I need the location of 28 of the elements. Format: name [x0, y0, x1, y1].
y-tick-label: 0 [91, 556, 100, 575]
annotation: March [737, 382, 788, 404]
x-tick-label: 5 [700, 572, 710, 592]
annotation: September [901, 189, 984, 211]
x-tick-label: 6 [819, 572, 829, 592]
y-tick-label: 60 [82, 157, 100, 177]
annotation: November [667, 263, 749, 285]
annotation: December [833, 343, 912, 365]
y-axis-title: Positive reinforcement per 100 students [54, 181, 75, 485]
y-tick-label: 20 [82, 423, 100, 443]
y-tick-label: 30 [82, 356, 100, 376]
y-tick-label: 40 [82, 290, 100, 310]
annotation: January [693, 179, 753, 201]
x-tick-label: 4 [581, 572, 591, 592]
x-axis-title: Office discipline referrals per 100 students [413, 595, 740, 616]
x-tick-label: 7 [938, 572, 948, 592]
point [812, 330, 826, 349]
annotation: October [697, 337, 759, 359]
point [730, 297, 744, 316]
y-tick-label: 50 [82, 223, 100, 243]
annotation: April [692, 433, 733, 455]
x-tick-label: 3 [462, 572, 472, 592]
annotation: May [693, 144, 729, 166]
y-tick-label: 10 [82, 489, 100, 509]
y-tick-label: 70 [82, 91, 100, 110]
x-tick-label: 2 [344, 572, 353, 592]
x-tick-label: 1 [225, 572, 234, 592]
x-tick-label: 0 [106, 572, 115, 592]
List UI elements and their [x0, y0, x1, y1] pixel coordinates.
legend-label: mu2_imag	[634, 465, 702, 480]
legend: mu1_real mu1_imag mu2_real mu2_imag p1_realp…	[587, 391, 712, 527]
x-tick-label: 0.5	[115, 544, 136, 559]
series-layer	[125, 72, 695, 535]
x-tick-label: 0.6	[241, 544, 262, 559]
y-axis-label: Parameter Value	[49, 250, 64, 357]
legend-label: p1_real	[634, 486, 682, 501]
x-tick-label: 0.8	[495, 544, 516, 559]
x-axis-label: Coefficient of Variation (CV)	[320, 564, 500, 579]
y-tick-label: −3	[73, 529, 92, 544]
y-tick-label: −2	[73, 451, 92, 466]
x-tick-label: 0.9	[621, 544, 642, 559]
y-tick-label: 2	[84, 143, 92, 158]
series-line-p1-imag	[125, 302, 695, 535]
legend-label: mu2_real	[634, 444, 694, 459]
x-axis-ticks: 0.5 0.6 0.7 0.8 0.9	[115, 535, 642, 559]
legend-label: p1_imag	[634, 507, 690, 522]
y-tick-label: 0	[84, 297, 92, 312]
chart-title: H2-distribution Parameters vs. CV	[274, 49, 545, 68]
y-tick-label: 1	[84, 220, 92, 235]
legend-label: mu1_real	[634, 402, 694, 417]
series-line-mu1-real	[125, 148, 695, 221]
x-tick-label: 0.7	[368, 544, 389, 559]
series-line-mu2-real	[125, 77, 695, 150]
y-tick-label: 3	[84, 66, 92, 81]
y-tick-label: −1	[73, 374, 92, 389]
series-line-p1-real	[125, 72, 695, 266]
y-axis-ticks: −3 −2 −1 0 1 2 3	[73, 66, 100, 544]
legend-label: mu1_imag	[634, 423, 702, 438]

_The problem_
Count the lines in the rows above that contain the word "annotation", and reply with the number alone.

_Answer for this exercise_
8